GIVEN DATA:
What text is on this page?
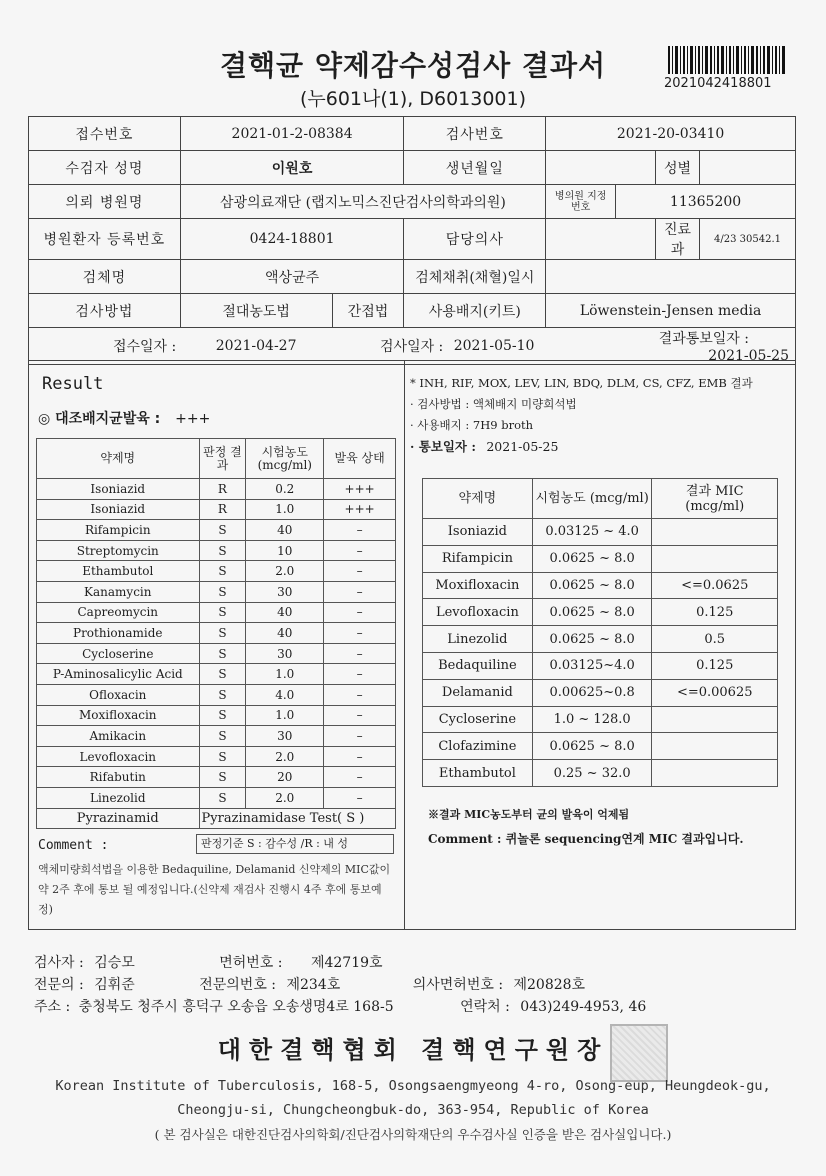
결핵균 약제감수성검사 결과서
(누601나(1), D6013001)
2021042418801
접수번호	2021-01-2-08384	검사번호	2021-20-03410
수검자 성명	이원호	생년월일		성별	
의뢰 병원명	삼광의료재단 (랩지노믹스진단검사의학과의원)	병의원 지정번호	11365200
병원환자 등록번호	0424-18801	담당의사		진료과	4/23 30542.1
검체명	액상균주	검체채취(채혈)일시	
검사방법	절대농도법	간접법	사용배지(키트)	Löwenstein-Jensen media
접수일자 :	2021-04-27	검사일자 :	2021-05-10	결과통보일자 : 2021-05-25
Result
◎ 대조배지균발육 : +++
약제명	판정 결과	시험농도 (mcg/ml)	발육 상태
Isoniazid	R	0.2	+++
Isoniazid	R	1.0	+++
Rifampicin	S	40	–
Streptomycin	S	10	–
Ethambutol	S	2.0	–
Kanamycin	S	30	–
Capreomycin	S	40	–
Prothionamide	S	40	–
Cycloserine	S	30	–
P-Aminosalicylic Acid	S	1.0	–
Ofloxacin	S	4.0	–
Moxifloxacin	S	1.0	–
Amikacin	S	30	–
Levofloxacin	S	2.0	–
Rifabutin	S	20	–
Linezolid	S	2.0	–
Pyrazinamid	Pyrazinamidase Test( S )		
Comment :	판정기준 S : 감수성 /R : 내 성
액체미량희석법을 이용한 Bedaquiline, Delamanid 신약제의 MIC값이 약 2주 후에 통보 될 예정입니다.(신약제 재검사 진행시 4주 후에 통보예정)
* INH, RIF, MOX, LEV, LIN, BDQ, DLM, CS, CFZ, EMB 결과
· 검사방법 : 액체배지 미량희석법
· 사용배지 : 7H9 broth
· 통보일자 : 2021-05-25
약제명	시험농도 (mcg/ml)	결과 MIC (mcg/ml)
Isoniazid	0.03125 ~ 4.0	
Rifampicin	0.0625 ~ 8.0	
Moxifloxacin	0.0625 ~ 8.0	<=0.0625
Levofloxacin	0.0625 ~ 8.0	0.125
Linezolid	0.0625 ~ 8.0	0.5
Bedaquiline	0.03125~4.0	0.125
Delamanid	0.00625~0.8	<=0.00625
Cycloserine	1.0 ~ 128.0	
Clofazimine	0.0625 ~ 8.0	
Ethambutol	0.25 ~ 32.0	
※결과 MIC농도부터 균의 발육이 억제됨
Comment : 퀴놀론 sequencing연계 MIC 결과입니다.
검사자 : 김승모	면허번호 : 제42719호
전문의 : 김휘준	전문의번호 : 제234호	의사면허번호 : 제20828호
주소 : 충청북도 청주시 흥덕구 오송읍 오송생명4로 168-5	연락처 : 043)249-4953, 46
대한결핵협회 결핵연구원장
Korean Institute of Tuberculosis, 168-5, Osongsaengmyeong 4-ro, Osong-eup, Heungdeok-gu,
Cheongju-si, Chungcheongbuk-do, 363-954, Republic of Korea
( 본 검사실은 대한진단검사의학회/진단검사의학재단의 우수검사실 인증을 받은 검사실입니다.)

WORK TO BE COMPLETED:
Give only a number: how many lines of the data hold the string "Bedaquiline"?

RESULT BELOW:
2